Start of Supplied material

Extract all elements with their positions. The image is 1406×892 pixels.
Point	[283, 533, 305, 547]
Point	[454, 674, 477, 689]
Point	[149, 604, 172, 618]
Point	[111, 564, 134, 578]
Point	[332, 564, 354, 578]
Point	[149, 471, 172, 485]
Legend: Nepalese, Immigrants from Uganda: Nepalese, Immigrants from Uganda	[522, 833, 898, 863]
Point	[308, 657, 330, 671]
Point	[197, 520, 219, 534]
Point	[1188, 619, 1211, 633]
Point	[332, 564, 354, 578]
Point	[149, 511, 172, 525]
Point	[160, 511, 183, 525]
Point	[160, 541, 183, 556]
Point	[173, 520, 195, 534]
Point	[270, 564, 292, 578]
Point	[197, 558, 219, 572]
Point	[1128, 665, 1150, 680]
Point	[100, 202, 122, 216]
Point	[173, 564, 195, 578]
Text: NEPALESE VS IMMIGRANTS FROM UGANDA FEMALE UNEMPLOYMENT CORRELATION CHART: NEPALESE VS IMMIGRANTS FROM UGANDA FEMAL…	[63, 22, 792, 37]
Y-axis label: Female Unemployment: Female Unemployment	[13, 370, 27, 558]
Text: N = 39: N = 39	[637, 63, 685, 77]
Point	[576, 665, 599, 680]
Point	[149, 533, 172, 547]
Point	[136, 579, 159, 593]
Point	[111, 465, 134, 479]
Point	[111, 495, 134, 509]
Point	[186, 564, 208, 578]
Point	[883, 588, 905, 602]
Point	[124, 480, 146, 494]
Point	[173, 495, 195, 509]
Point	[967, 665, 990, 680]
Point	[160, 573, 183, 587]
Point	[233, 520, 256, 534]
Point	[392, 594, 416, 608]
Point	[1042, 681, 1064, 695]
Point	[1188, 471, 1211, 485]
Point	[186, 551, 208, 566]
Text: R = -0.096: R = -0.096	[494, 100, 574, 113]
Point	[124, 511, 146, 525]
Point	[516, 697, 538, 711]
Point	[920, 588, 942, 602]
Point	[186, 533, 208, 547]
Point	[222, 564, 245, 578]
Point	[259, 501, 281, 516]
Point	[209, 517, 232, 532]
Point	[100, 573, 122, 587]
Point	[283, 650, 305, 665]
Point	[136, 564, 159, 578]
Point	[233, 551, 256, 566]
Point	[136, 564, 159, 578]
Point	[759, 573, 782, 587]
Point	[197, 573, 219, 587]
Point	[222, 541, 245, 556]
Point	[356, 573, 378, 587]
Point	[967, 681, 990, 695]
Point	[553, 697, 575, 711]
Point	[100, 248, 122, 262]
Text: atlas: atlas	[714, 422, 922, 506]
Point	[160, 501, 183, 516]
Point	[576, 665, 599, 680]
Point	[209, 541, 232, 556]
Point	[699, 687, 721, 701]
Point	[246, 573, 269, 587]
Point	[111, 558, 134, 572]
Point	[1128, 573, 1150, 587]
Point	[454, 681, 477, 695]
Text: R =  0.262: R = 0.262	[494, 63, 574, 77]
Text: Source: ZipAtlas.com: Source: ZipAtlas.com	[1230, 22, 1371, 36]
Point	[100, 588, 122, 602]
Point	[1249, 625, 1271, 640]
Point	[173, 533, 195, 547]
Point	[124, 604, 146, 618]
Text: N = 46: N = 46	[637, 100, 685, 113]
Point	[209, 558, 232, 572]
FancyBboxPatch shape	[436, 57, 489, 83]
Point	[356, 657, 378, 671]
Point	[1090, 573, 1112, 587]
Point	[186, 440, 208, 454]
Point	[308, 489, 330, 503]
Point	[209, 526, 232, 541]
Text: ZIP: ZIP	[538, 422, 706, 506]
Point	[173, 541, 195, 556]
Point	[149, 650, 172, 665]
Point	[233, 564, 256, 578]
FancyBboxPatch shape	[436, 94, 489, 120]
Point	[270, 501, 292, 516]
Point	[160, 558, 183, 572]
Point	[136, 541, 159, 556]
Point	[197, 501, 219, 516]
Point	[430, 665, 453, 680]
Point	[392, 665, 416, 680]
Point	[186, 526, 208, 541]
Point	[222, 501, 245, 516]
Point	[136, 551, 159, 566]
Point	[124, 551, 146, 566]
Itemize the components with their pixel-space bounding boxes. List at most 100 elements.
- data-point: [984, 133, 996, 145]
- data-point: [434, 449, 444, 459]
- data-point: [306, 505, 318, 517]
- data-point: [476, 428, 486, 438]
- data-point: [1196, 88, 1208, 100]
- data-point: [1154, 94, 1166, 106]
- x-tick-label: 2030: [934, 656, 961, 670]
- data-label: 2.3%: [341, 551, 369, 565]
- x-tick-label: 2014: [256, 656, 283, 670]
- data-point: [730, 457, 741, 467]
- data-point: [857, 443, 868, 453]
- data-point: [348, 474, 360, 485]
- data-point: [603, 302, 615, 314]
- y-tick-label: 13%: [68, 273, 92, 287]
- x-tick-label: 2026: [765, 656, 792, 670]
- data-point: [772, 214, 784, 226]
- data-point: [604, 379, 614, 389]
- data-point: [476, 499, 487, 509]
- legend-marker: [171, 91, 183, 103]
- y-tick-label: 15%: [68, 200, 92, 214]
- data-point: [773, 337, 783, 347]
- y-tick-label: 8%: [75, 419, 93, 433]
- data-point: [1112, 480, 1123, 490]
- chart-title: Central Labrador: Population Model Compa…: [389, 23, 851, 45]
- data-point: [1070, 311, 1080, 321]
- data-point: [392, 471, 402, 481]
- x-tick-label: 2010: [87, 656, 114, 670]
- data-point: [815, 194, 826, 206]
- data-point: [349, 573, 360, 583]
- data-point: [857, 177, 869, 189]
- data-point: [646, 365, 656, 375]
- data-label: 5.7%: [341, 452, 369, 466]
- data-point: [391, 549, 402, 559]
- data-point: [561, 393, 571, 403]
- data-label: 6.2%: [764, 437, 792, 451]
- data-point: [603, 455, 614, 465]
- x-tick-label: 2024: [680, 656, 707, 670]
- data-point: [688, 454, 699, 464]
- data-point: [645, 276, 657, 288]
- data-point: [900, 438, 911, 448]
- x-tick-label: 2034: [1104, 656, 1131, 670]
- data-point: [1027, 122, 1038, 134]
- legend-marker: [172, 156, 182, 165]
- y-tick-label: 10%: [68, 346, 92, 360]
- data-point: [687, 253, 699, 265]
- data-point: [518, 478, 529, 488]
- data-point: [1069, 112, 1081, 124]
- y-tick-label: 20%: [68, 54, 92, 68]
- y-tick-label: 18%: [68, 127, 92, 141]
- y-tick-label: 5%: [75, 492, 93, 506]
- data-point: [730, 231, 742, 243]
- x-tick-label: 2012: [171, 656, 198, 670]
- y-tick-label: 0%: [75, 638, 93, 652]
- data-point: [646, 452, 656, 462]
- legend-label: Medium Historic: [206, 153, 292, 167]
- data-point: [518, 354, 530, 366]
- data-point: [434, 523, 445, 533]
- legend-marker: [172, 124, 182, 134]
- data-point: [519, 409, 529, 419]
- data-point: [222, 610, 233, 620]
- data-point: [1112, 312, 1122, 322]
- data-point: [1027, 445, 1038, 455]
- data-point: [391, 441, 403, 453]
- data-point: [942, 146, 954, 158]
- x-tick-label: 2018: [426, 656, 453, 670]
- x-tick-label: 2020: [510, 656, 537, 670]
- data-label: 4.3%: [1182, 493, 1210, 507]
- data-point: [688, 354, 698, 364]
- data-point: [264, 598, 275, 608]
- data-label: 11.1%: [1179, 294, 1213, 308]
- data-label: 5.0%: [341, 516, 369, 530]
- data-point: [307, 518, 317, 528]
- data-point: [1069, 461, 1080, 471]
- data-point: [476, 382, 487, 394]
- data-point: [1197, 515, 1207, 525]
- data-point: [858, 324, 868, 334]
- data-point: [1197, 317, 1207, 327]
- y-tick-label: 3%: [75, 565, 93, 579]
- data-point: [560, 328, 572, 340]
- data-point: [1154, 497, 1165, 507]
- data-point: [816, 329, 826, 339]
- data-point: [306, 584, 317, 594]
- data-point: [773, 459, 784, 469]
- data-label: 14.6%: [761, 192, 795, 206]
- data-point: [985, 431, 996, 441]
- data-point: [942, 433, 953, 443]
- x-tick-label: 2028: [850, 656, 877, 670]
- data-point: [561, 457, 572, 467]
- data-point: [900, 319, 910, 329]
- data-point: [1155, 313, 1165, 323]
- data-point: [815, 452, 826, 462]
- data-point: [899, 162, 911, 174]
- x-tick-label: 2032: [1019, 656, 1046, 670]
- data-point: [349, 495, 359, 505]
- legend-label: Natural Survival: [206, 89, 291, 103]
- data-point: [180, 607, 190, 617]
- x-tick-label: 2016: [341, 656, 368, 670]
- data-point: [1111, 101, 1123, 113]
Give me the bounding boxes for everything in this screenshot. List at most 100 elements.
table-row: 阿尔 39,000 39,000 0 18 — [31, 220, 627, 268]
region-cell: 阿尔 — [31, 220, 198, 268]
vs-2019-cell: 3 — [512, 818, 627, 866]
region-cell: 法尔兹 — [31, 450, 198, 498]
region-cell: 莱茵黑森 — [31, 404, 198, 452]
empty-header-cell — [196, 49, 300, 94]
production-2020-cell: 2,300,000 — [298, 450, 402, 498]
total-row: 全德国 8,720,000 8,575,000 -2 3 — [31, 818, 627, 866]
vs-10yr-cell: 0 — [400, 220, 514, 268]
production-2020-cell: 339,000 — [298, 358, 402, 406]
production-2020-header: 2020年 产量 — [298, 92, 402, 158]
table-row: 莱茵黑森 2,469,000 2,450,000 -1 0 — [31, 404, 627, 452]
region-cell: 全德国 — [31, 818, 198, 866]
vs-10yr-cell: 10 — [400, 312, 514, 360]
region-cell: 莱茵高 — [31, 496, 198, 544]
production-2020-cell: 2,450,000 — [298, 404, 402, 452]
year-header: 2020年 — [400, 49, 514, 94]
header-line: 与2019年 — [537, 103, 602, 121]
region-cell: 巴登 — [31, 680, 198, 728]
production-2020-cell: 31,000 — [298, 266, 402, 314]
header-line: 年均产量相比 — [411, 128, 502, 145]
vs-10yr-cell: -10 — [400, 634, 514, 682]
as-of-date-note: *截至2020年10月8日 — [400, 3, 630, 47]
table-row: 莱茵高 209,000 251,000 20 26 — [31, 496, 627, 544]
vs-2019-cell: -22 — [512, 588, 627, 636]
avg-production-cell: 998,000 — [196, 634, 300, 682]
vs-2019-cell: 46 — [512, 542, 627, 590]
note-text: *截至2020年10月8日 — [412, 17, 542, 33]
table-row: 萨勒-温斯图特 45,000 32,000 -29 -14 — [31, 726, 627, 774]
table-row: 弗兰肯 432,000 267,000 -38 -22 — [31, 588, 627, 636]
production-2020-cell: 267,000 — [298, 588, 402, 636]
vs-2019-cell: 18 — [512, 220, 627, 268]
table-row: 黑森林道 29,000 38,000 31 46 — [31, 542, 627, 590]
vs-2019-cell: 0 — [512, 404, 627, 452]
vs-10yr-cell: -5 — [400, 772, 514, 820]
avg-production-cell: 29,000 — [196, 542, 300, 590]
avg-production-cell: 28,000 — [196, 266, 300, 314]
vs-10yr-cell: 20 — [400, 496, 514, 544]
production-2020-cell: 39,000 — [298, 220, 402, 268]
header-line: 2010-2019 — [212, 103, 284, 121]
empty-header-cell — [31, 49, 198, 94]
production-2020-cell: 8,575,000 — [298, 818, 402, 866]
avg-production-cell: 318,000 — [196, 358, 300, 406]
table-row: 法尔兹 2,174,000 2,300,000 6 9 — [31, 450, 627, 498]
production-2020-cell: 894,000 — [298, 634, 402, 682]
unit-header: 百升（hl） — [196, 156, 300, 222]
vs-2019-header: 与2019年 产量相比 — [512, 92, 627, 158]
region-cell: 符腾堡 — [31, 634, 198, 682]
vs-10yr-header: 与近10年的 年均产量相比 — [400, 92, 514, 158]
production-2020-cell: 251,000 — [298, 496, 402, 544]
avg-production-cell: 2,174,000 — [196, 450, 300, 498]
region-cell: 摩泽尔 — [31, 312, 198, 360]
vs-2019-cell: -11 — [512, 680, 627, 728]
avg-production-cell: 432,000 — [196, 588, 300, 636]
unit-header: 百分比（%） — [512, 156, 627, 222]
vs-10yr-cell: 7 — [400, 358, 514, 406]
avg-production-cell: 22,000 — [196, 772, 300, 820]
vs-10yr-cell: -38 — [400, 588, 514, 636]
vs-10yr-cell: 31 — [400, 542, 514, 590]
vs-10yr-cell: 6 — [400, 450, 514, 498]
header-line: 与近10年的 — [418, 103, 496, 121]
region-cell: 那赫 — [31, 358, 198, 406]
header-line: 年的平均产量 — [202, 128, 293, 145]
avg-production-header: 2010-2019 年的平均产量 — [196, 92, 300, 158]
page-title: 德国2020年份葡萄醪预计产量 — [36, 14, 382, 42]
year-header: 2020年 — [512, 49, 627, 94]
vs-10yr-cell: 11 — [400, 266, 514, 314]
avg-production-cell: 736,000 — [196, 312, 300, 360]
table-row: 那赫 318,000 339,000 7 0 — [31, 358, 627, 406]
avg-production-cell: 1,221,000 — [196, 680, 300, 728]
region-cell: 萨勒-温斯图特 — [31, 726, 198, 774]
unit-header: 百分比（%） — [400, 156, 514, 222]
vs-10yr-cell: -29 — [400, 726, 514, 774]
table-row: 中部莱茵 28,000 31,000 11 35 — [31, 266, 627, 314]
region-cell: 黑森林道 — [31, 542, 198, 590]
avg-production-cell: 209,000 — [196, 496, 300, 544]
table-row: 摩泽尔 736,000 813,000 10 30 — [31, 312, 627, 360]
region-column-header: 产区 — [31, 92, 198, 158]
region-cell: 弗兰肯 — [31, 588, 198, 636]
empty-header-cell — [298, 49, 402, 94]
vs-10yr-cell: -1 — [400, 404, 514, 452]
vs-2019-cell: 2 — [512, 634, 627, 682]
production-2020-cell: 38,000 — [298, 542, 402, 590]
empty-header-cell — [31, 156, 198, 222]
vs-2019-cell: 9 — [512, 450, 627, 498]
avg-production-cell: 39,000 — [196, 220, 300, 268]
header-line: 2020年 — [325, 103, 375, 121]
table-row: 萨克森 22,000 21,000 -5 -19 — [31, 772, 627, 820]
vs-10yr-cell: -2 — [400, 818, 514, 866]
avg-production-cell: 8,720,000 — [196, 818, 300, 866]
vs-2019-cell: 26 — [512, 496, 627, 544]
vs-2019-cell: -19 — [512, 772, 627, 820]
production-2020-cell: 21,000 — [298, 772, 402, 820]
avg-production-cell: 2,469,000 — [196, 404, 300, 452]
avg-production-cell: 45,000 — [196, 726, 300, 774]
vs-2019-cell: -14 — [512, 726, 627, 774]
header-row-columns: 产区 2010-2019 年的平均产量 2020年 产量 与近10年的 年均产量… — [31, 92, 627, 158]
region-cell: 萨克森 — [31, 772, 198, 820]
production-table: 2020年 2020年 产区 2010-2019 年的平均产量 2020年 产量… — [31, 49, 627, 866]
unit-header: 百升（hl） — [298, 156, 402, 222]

End of Supplied material

Starting at the beginning of the data and ending with the line that contains "681, 990, 695]", inclusive, update "Legend" to "Key" and reproduce those lines with everything else unchanged.

=== Answer for this exercise ===
Extract all elements with their positions. The image is 1406×892 pixels.
Point	[283, 533, 305, 547]
Point	[454, 674, 477, 689]
Point	[149, 604, 172, 618]
Point	[111, 564, 134, 578]
Point	[332, 564, 354, 578]
Point	[149, 471, 172, 485]
Key: Nepalese, Immigrants from Uganda: Nepalese, Immigrants from Uganda	[522, 833, 898, 863]
Point	[308, 657, 330, 671]
Point	[197, 520, 219, 534]
Point	[1188, 619, 1211, 633]
Point	[332, 564, 354, 578]
Point	[149, 511, 172, 525]
Point	[160, 511, 183, 525]
Point	[160, 541, 183, 556]
Point	[173, 520, 195, 534]
Point	[270, 564, 292, 578]
Point	[197, 558, 219, 572]
Point	[1128, 665, 1150, 680]
Point	[100, 202, 122, 216]
Point	[173, 564, 195, 578]
Text: NEPALESE VS IMMIGRANTS FROM UGANDA FEMALE UNEMPLOYMENT CORRELATION CHART: NEPALESE VS IMMIGRANTS FROM UGANDA FEMAL…	[63, 22, 792, 37]
Y-axis label: Female Unemployment: Female Unemployment	[13, 370, 27, 558]
Text: N = 39: N = 39	[637, 63, 685, 77]
Point	[576, 665, 599, 680]
Point	[149, 533, 172, 547]
Point	[136, 579, 159, 593]
Point	[111, 465, 134, 479]
Point	[111, 495, 134, 509]
Point	[186, 564, 208, 578]
Point	[883, 588, 905, 602]
Point	[124, 480, 146, 494]
Point	[173, 495, 195, 509]
Point	[967, 665, 990, 680]
Point	[160, 573, 183, 587]
Point	[233, 520, 256, 534]
Point	[392, 594, 416, 608]
Point	[1042, 681, 1064, 695]
Point	[1188, 471, 1211, 485]
Point	[186, 551, 208, 566]
Text: R = -0.096: R = -0.096	[494, 100, 574, 113]
Point	[124, 511, 146, 525]
Point	[516, 697, 538, 711]
Point	[920, 588, 942, 602]
Point	[186, 533, 208, 547]
Point	[222, 564, 245, 578]
Point	[259, 501, 281, 516]
Point	[209, 517, 232, 532]
Point	[100, 573, 122, 587]
Point	[283, 650, 305, 665]
Point	[136, 564, 159, 578]
Point	[233, 551, 256, 566]
Point	[136, 564, 159, 578]
Point	[759, 573, 782, 587]
Point	[197, 573, 219, 587]
Point	[222, 541, 245, 556]
Point	[356, 573, 378, 587]
Point	[967, 681, 990, 695]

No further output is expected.